▶ _Selection_
--- Begin ---

As used in the description herein and throughout the claims that follow, “a,” “an,” and “the” includes plural references unless the context clearly dictates otherwise. Also, as used in the description herein and throughout the claims that follow, the meaning of “in” includes “in” and “on” unless the context clearly dictates otherwise.

The above description illustrates various embodiments along with examples of how aspects of particular embodiments may be implemented. These examples and embodiments should not be deemed to be the only embodiments and are presented to illustrate the flexibility and advantages of particular embodiments as defined by the following claims. Other arrangements, embodiments, implementations, and equivalents can be employed without departing from the scope hereof as defined by the claims.

Claims

1. A method comprising:

receiving, by a computer system from a first subset of members of a federated learning alliance, first metadata pertaining to one or more proposed data schemas;

creating, by the computer system, one or more data schema objects in a central database in accordance with the first metadata;

receiving, by the computer system from a second subset of members of the federated learning alliance, second metadata pertaining to one or more associations between local datasets of the second subset of members and the one or more data schema objects;

creating, by the computer system, one or more schema data bindings in the central database in accordance with the second metadata;

receiving, by the computer system from an individual or entity associated with the federated learning alliance, third metadata pertaining to a proposed training dataset for solving a machine learning task, the third metadata specifying the one or more data schema objects;

creating, by the computer system, a training dataset object in the central database in accordance with the third metadata; and

initiating, by the computer system based on the training dataset object, training of a machine learning model via federated learning, wherein the training is executed by at least a portion of the second subset of members using their respective local datasets.

2. The method of claim 1 wherein the one or more schema data bindings include connection information for connecting to the local datasets but do not include data samples of the local datasets.

3. The method of claim 1 wherein the one or more proposed data schemas comprise heterogenous data schemas with different feature sets, but at least one common feature.

4. The method of claim 3 wherein the third metadata includes an identification of the at least one common feature as a join column for the training dataset.

5. The method of claim 1 further comprising, prior to initiating the training of the machine learning model:

receiving, from each of the second subset of members, an indication of whether said each member wishes to participate in the training using its local dataset; and

marking, based on the received indications, a subset of the one or more schema data bindings as being available for the training.

6. The method of claim 5 further comprising, prior to initiating the training of the machine learning model:

receiving, from the individual or entity, a selected portion of the subset of the one or more scheme data bindings that will participate in the training; and

creating a training configuration object in the central database that specifies the selected portion.

7. The method of claim 6 wherein the portion of the second subset of members that execute the training of the machine learning model are members with local datasets included in the selected portion of the subset of the one or more scheme data bindings.

--- End ---

▶ _Actions to take_
[1] According to the patent excerpt, what does the computer system create in the central database? Name every one.
[2] Answer these questions about the patent excerpt:
(a) In claim 1, who sends the computer system the first metadata?
(b) According to claim 2, what do the schema data bindings include, and what do they not include?
(c) In claim 4, what does the third metadata identify the at least one common feature as?
[3] Copy word for word everything in the patent excerpt from "receiving, from each" down to "for the training.".
The lines after the patent excerpt are separate material.

▶ _Listed records_
--- Begin ---

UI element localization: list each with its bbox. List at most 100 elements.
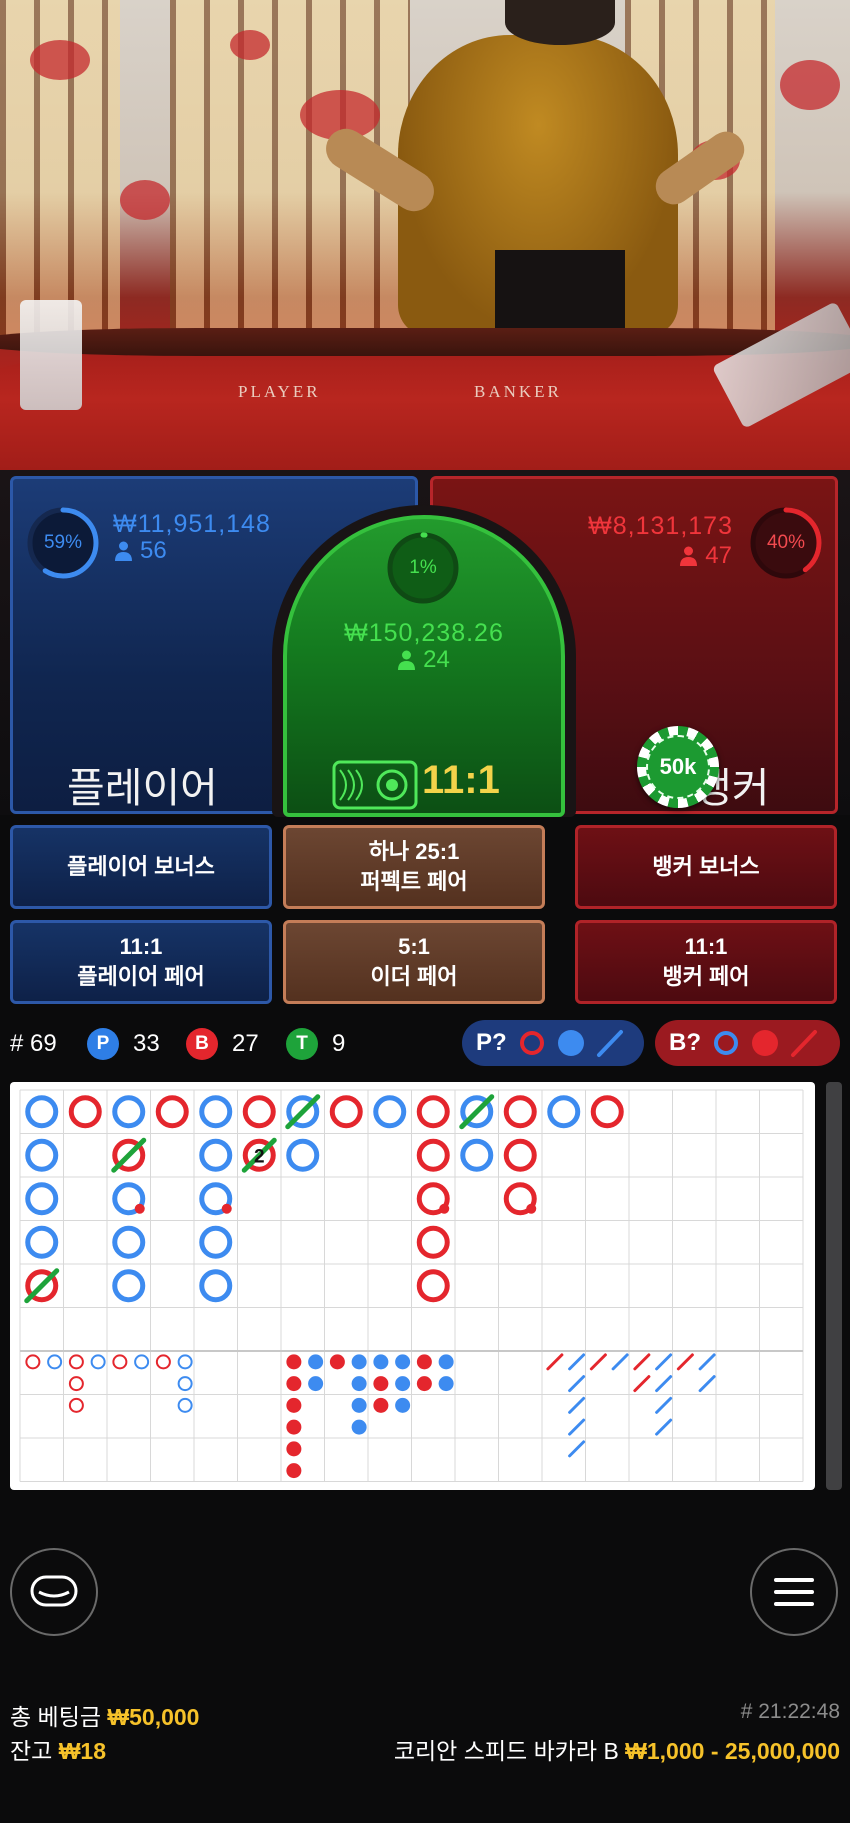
cockroach-slash — [568, 1396, 586, 1414]
big-eye-dot — [395, 1376, 411, 1392]
bead-ring — [199, 1269, 233, 1303]
small-road-ring — [177, 1397, 193, 1413]
small-road-ring — [90, 1354, 106, 1370]
cockroach-slash — [655, 1418, 673, 1436]
big-eye-dot — [351, 1419, 367, 1435]
small-road-ring — [25, 1354, 41, 1370]
player-dot: P — [87, 1028, 119, 1060]
small-road-ring — [47, 1354, 63, 1370]
tie-dot: T — [286, 1028, 318, 1060]
player-pair-button[interactable]: 11:1 플레이어 페어 — [10, 920, 272, 1004]
chip-50k[interactable]: 50k — [637, 726, 719, 808]
small-road-ring — [177, 1354, 193, 1370]
big-eye-dot — [286, 1463, 302, 1479]
user-icon — [398, 650, 416, 670]
table-label-player: PLAYER — [238, 382, 321, 401]
bead-ring — [68, 1095, 102, 1129]
cockroach-slash — [546, 1353, 564, 1371]
bead-ring — [25, 1095, 59, 1129]
small-road-dot-icon — [752, 1030, 778, 1056]
menu-button[interactable] — [750, 1548, 838, 1636]
live-video-stream: PLAYER BANKER — [0, 0, 850, 480]
bead-ring — [112, 1269, 146, 1303]
banker-wins: B 27 — [186, 1028, 259, 1060]
tie-wins: T 9 — [286, 1028, 345, 1060]
big-eye-dot — [308, 1376, 324, 1392]
player-label: 플레이어 — [67, 765, 218, 811]
banker-dot: B — [186, 1028, 218, 1060]
tie-count-label: 2 — [254, 1146, 265, 1167]
big-eye-dot — [373, 1376, 389, 1392]
bead-ring — [416, 1225, 450, 1259]
card-holder — [20, 300, 82, 410]
big-eye-dot — [416, 1376, 432, 1392]
cockroach-slash — [568, 1375, 586, 1393]
banker-pair-button[interactable]: 11:1 뱅커 페어 — [575, 920, 837, 1004]
cockroach-slash — [568, 1418, 586, 1436]
small-road-ring — [68, 1376, 84, 1392]
clock: # 21:22:48 — [740, 1700, 840, 1723]
bead-ring — [286, 1138, 320, 1172]
banker-count: 47 — [705, 542, 732, 569]
cockroach-slash — [568, 1440, 586, 1458]
big-eye-dot — [416, 1354, 432, 1370]
bead-ring — [547, 1095, 581, 1129]
bead-ring — [199, 1225, 233, 1259]
small-road-ring — [68, 1397, 84, 1413]
banker-ask-button[interactable]: B? — [655, 1020, 840, 1066]
big-eye-dot — [286, 1397, 302, 1413]
player-wins: P 33 — [87, 1028, 160, 1060]
cockroach-slash — [698, 1375, 716, 1393]
pair-dot — [439, 1203, 450, 1214]
big-eye-dot — [438, 1354, 454, 1370]
player-ask-button[interactable]: P? — [462, 1020, 644, 1066]
road-scrollbar[interactable] — [826, 1082, 842, 1490]
table-info: 코리안 스피드 바카라 B ₩1,000 - 25,000,000 — [394, 1732, 840, 1766]
big-eye-dot — [395, 1397, 411, 1413]
bead-ring — [112, 1225, 146, 1259]
bead-ring — [329, 1095, 363, 1129]
big-eye-dot — [351, 1376, 367, 1392]
tie-count: 24 — [423, 646, 450, 673]
big-eye-dot — [351, 1354, 367, 1370]
table-name: 코리안 스피드 바카라 B — [393, 1738, 619, 1764]
small-road-dot-icon — [557, 1030, 584, 1056]
pair-dot — [134, 1203, 145, 1214]
big-eye-dot — [286, 1419, 302, 1435]
pair-dot — [221, 1203, 232, 1214]
bead-ring — [460, 1138, 494, 1172]
banker-bonus-button[interactable]: 뱅커 보너스 — [575, 825, 837, 909]
table-label-banker: BANKER — [474, 382, 562, 401]
player-percent: 59% — [43, 532, 83, 553]
bead-ring — [242, 1095, 276, 1129]
small-road-ring — [112, 1354, 128, 1370]
hamburger-icon — [774, 1578, 814, 1606]
bead-ring — [25, 1138, 59, 1172]
user-icon — [115, 541, 132, 561]
cockroach-slash — [676, 1353, 694, 1371]
bead-ring — [25, 1225, 59, 1259]
banker-percent: 40% — [766, 532, 806, 553]
cockroach-slash — [655, 1396, 673, 1414]
cockroach-slash — [633, 1375, 651, 1393]
chat-button[interactable] — [10, 1548, 98, 1636]
tie-amount: ₩150,238.26 — [344, 619, 504, 647]
table-limits: ₩1,000 - 25,000,000 — [625, 1738, 840, 1764]
big-eye-dot — [351, 1397, 367, 1413]
small-road-ring — [134, 1354, 150, 1370]
perfect-pair-button[interactable]: 하나 25:1 퍼펙트 페어 — [283, 825, 545, 909]
user-icon — [680, 546, 698, 566]
big-eye-dot — [286, 1441, 302, 1457]
bead-ring — [503, 1095, 537, 1129]
either-pair-button[interactable]: 5:1 이더 페어 — [283, 920, 545, 1004]
bead-ring — [416, 1138, 450, 1172]
bead-ring — [590, 1095, 624, 1129]
player-bonus-button[interactable]: 플레이어 보너스 — [10, 825, 272, 909]
cockroach-slash — [568, 1353, 586, 1371]
bead-ring — [112, 1095, 146, 1129]
player-count: 56 — [140, 537, 167, 564]
balance: 잔고 ₩18 — [10, 1738, 107, 1764]
chat-icon — [30, 1575, 78, 1607]
big-road-ring-icon — [714, 1031, 738, 1055]
player-amount: ₩11,951,148 — [113, 510, 271, 538]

--- End ---

▶ _Responses to the exercise_
[1]
- Data schema objects
- Schema data bindings
- A training dataset object
- A training configuration object

[2]
(a) A first subset of members of a federated learning alliance.
(b) They include connection information for connecting to the local datasets but not data samples of the local datasets.
(c) A join column for the training dataset.

[3]
receiving, from each of the second subset of members, an indication of whether said each member wishes to participate in the training using its local dataset; and

marking, based on the received indications, a subset of the one or more schema data bindings as being available for the training.